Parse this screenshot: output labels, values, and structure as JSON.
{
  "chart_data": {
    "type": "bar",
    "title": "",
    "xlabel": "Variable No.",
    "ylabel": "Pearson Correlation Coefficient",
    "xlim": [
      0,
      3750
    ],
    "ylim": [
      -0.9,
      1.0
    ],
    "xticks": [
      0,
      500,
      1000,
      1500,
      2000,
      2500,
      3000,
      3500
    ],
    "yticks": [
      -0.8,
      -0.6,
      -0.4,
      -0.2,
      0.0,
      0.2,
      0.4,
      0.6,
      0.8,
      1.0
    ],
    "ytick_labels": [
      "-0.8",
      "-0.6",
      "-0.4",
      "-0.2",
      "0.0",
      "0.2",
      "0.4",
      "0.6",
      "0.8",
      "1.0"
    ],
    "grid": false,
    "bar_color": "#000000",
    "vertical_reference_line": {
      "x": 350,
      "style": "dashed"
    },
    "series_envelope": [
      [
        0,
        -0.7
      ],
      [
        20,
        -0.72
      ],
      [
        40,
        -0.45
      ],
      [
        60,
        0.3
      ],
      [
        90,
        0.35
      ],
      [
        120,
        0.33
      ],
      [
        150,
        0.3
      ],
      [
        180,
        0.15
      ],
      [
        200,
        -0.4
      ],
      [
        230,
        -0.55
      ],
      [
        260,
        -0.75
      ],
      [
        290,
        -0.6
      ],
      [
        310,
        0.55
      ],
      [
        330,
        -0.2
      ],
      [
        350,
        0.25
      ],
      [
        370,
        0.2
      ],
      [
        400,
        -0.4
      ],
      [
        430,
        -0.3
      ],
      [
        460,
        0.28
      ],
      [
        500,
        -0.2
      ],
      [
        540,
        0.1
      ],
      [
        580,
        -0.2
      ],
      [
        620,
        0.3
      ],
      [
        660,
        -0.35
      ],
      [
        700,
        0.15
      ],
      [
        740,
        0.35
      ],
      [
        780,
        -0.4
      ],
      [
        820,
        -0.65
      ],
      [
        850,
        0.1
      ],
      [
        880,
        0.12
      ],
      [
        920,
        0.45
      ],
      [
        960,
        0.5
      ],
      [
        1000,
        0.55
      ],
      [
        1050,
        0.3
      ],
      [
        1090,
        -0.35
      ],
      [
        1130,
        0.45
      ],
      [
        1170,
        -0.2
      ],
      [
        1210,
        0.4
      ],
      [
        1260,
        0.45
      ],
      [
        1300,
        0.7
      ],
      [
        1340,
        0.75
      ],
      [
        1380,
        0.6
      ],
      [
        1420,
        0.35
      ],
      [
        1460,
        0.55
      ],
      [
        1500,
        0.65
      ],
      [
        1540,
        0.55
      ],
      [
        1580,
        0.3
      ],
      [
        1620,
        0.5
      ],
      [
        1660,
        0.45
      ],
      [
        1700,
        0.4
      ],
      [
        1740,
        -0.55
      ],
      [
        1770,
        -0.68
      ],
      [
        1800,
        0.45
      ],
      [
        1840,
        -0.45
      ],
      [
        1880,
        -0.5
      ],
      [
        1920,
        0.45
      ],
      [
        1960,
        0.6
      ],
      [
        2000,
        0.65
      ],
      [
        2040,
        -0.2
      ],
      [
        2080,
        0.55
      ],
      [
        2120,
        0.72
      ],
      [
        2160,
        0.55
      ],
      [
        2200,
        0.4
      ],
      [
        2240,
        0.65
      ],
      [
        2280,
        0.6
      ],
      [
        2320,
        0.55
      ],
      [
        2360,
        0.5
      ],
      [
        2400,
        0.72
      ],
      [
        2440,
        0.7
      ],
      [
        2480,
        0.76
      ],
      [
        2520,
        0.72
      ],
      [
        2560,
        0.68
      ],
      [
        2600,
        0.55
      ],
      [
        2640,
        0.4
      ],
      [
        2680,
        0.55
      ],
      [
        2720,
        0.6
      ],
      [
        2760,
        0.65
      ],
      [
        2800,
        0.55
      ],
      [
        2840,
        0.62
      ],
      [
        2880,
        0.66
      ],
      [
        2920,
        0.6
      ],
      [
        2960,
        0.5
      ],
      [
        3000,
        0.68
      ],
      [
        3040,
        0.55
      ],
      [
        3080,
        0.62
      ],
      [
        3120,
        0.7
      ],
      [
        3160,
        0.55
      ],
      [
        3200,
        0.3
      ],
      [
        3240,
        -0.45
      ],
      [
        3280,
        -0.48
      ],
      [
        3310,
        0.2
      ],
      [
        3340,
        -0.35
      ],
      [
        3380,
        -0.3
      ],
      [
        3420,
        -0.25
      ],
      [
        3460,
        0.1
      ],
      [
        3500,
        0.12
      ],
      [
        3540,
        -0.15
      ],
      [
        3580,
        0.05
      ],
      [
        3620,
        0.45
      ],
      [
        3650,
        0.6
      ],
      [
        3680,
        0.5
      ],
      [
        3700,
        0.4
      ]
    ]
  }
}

→ **Problem**: Restate every entry word for word.

→ **Written response**:
Parse this screenshot: output labels, values, and structure as JSON.
{
  "chart_data": {
    "type": "bar",
    "title": "",
    "xlabel": "Variable No.",
    "ylabel": "Pearson Correlation Coefficient",
    "xlim": [
      0,
      3750
    ],
    "ylim": [
      -0.9,
      1.0
    ],
    "xticks": [
      0,
      500,
      1000,
      1500,
      2000,
      2500,
      3000,
      3500
    ],
    "yticks": [
      -0.8,
      -0.6,
      -0.4,
      -0.2,
      0.0,
      0.2,
      0.4,
      0.6,
      0.8,
      1.0
    ],
    "ytick_labels": [
      "-0.8",
      "-0.6",
      "-0.4",
      "-0.2",
      "0.0",
      "0.2",
      "0.4",
      "0.6",
      "0.8",
      "1.0"
    ],
    "grid": false,
    "bar_color": "#000000",
    "vertical_reference_line": {
      "x": 350,
      "style": "dashed"
    },
    "series_envelope": [
      [
        0,
        -0.7
      ],
      [
        20,
        -0.72
      ],
      [
        40,
        -0.45
      ],
      [
        60,
        0.3
      ],
      [
        90,
        0.35
      ],
      [
        120,
        0.33
      ],
      [
        150,
        0.3
      ],
      [
        180,
        0.15
      ],
      [
        200,
        -0.4
      ],
      [
        230,
        -0.55
      ],
      [
        260,
        -0.75
      ],
      [
        290,
        -0.6
      ],
      [
        310,
        0.55
      ],
      [
        330,
        -0.2
      ],
      [
        350,
        0.25
      ],
      [
        370,
        0.2
      ],
      [
        400,
        -0.4
      ],
      [
        430,
        -0.3
      ],
      [
        460,
        0.28
      ],
      [
        500,
        -0.2
      ],
      [
        540,
        0.1
      ],
      [
        580,
        -0.2
      ],
      [
        620,
        0.3
      ],
      [
        660,
        -0.35
      ],
      [
        700,
        0.15
      ],
      [
        740,
        0.35
      ],
      [
        780,
        -0.4
      ],
      [
        820,
        -0.65
      ],
      [
        850,
        0.1
      ],
      [
        880,
        0.12
      ],
      [
        920,
        0.45
      ],
      [
        960,
        0.5
      ],
      [
        1000,
        0.55
      ],
      [
        1050,
        0.3
      ],
      [
        1090,
        -0.35
      ],
      [
        1130,
        0.45
      ],
      [
        1170,
        -0.2
      ],
      [
        1210,
        0.4
      ],
      [
        1260,
        0.45
      ],
      [
        1300,
        0.7
      ],
      [
        1340,
        0.75
      ],
      [
        1380,
        0.6
      ],
      [
        1420,
        0.35
      ],
      [
        1460,
        0.55
      ],
      [
        1500,
        0.65
      ],
      [
        1540,
        0.55
      ],
      [
        1580,
        0.3
      ],
      [
        1620,
        0.5
      ],
      [
        1660,
        0.45
      ],
      [
        1700,
        0.4
      ],
      [
        1740,
        -0.55
      ],
      [
        1770,
        -0.68
      ],
      [
        1800,
        0.45
      ],
      [
        1840,
        -0.45
      ],
      [
        1880,
        -0.5
      ],
      [
        1920,
        0.45
      ],
      [
        1960,
        0.6
      ],
      [
        2000,
        0.65
      ],
      [
        2040,
        -0.2
      ],
      [
        2080,
        0.55
      ],
      [
        2120,
        0.72
      ],
      [
        2160,
        0.55
      ],
      [
        2200,
        0.4
      ],
      [
        2240,
        0.65
      ],
      [
        2280,
        0.6
      ],
      [
        2320,
        0.55
      ],
      [
        2360,
        0.5
      ],
      [
        2400,
        0.72
      ],
      [
        2440,
        0.7
      ],
      [
        2480,
        0.76
      ],
      [
        2520,
        0.72
      ],
      [
        2560,
        0.68
      ],
      [
        2600,
        0.55
      ],
      [
        2640,
        0.4
      ],
      [
        2680,
        0.55
      ],
      [
        2720,
        0.6
      ],
      [
        2760,
        0.65
      ],
      [
        2800,
        0.55
      ],
      [
        2840,
        0.62
      ],
      [
        2880,
        0.66
      ],
      [
        2920,
        0.6
      ],
      [
        2960,
        0.5
      ],
      [
        3000,
        0.68
      ],
      [
        3040,
        0.55
      ],
      [
        3080,
        0.62
      ],
      [
        3120,
        0.7
      ],
      [
        3160,
        0.55
      ],
      [
        3200,
        0.3
      ],
      [
        3240,
        -0.45
      ],
      [
        3280,
        -0.48
      ],
      [
        3310,
        0.2
      ],
      [
        3340,
        -0.35
      ],
      [
        3380,
        -0.3
      ],
      [
        3420,
        -0.25
      ],
      [
        3460,
        0.1
      ],
      [
        3500,
        0.12
      ],
      [
        3540,
        -0.15
      ],
      [
        3580,
        0.05
      ],
      [
        3620,
        0.45
      ],
      [
        3650,
        0.6
      ],
      [
        3680,
        0.5
      ],
      [
        3700,
        0.4
      ]
    ]
  }
}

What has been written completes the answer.